__PROBLEM TO WORK ON__. Identify, in the records below, every line where the string "nozzle" appears, and copy each such line.

▬▬▬▬▬▬

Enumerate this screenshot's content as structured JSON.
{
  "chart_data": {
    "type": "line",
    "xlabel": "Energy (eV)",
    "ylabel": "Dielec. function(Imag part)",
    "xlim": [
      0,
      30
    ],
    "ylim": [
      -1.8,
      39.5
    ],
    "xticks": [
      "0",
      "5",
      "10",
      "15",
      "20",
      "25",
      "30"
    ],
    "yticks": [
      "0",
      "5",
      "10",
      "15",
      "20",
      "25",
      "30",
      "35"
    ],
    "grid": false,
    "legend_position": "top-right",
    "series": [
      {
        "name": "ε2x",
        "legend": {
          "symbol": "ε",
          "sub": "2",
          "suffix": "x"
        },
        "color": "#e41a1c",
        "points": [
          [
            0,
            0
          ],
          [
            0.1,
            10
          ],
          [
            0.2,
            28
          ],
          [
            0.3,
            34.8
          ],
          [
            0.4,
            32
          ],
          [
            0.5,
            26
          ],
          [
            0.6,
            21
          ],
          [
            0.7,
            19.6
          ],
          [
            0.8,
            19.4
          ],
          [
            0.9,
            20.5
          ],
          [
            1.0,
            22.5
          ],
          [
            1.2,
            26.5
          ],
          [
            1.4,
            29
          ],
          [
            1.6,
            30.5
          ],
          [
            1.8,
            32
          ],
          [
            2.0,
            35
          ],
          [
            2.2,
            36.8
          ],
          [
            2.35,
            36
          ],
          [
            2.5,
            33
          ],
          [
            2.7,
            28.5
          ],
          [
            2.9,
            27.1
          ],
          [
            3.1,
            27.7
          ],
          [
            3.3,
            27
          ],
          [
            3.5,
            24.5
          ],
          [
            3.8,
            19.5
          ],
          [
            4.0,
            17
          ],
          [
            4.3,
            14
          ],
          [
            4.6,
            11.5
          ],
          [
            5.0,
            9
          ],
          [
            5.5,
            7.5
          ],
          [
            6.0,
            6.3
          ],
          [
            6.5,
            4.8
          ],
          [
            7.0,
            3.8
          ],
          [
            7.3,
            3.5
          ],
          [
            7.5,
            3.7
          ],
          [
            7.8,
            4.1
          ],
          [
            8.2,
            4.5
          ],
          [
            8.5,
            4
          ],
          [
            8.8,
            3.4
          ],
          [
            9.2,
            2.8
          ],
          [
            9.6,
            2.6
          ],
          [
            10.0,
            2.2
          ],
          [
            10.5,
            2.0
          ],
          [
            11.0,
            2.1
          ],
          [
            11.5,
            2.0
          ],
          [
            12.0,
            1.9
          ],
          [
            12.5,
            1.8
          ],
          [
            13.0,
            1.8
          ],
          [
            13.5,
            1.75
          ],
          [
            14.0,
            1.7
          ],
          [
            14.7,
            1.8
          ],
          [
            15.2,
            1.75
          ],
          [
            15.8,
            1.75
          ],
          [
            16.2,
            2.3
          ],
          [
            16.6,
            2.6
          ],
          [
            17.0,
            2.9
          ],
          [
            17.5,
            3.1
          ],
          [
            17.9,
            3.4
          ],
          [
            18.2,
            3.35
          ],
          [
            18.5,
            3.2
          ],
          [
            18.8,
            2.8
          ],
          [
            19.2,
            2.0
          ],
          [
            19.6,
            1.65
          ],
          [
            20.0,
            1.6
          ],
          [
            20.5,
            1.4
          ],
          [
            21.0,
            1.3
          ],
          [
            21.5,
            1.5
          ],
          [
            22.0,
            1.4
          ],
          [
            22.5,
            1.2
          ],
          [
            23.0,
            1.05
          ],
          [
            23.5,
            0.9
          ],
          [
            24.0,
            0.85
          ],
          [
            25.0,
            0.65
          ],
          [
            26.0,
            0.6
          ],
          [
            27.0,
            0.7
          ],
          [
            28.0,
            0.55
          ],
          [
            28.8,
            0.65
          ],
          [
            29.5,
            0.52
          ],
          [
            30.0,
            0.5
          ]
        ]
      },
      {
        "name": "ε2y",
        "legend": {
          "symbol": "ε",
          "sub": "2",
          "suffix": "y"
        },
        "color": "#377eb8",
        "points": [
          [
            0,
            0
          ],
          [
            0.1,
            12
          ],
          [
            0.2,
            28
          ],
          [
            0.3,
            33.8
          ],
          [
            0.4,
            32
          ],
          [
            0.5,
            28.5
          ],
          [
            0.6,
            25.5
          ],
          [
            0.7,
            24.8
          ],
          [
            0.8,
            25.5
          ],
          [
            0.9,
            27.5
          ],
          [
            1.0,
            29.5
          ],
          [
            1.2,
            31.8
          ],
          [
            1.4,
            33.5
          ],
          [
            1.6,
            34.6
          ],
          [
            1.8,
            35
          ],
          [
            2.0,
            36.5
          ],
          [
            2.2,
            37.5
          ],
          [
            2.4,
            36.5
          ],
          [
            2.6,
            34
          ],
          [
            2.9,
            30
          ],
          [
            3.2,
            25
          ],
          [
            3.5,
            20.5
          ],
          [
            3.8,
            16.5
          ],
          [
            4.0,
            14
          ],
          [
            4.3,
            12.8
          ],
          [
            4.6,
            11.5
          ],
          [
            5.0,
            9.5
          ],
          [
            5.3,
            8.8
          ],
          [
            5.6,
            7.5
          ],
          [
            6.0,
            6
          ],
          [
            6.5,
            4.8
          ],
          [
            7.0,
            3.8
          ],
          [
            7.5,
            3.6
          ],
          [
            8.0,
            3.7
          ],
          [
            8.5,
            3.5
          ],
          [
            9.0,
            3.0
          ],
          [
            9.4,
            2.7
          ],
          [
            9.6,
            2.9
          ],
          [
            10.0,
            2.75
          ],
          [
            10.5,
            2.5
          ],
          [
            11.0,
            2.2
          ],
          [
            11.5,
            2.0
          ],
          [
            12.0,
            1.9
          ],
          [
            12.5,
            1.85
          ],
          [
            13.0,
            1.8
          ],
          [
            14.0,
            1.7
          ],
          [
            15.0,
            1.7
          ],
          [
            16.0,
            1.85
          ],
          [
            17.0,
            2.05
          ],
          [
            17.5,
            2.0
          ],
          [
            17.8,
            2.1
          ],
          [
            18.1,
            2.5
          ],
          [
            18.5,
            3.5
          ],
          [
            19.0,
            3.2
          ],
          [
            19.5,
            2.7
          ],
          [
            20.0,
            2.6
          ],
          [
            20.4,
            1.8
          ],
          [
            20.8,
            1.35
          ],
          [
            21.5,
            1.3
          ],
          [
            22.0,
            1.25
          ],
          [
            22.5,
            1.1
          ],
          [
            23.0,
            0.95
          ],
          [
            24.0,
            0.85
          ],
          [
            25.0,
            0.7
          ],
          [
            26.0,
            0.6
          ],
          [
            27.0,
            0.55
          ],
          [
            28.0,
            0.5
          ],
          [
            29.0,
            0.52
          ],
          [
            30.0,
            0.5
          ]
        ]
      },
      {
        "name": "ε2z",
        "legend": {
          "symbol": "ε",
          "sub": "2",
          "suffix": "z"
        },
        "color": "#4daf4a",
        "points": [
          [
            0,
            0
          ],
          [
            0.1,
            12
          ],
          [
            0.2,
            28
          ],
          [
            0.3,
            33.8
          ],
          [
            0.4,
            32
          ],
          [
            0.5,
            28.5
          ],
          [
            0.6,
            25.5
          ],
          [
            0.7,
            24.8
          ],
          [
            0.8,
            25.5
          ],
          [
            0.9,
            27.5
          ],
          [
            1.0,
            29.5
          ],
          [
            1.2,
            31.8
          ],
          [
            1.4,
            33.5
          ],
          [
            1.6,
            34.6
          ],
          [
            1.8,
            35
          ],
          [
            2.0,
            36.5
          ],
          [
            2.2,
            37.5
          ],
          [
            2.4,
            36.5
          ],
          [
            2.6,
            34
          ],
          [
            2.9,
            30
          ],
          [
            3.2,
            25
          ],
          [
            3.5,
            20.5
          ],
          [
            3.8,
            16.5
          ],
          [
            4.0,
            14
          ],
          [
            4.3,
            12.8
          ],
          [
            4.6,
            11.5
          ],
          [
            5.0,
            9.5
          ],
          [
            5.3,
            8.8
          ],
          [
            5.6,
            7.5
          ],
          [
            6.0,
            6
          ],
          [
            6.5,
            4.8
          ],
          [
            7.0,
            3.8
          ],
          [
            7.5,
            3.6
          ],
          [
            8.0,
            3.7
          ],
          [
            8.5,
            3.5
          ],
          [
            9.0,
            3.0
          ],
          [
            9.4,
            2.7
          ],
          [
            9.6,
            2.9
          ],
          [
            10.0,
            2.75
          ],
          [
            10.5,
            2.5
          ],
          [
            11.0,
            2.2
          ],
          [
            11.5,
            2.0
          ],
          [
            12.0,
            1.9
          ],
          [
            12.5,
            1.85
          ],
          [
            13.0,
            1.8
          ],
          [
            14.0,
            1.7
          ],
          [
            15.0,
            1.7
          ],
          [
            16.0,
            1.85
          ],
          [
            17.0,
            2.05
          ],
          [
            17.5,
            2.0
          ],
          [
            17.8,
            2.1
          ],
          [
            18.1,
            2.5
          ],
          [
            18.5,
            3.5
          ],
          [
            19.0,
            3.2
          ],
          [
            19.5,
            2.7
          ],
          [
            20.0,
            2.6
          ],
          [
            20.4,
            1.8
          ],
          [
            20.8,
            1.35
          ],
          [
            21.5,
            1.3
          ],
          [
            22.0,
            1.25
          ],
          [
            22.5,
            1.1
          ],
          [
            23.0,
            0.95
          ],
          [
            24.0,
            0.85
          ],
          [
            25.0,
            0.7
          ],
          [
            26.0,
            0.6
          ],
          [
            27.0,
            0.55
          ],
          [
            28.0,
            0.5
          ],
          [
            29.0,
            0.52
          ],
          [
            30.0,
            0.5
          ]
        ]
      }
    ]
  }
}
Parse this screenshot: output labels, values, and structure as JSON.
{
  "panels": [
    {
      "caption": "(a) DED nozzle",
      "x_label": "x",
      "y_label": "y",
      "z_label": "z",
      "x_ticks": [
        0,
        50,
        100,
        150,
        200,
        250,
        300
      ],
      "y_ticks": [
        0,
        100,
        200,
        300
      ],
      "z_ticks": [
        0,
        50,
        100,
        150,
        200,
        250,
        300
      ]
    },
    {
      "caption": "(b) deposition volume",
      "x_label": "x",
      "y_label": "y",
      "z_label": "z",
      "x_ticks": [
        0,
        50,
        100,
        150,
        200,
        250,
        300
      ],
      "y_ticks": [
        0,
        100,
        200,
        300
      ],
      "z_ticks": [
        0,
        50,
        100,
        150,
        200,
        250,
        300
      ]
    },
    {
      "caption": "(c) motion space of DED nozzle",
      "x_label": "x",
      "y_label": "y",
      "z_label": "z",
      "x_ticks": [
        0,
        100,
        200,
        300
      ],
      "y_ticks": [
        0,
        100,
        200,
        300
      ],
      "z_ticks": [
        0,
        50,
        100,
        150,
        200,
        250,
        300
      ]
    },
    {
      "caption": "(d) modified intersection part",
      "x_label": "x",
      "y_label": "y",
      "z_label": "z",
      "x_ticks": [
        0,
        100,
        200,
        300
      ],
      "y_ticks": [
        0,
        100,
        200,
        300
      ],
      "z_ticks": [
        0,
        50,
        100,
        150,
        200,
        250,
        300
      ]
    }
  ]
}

▬▬▬▬▬▬

__COMPLETE ANSWER__.
      "caption": "(a) DED nozzle",
      "caption": "(c) motion space of DED nozzle",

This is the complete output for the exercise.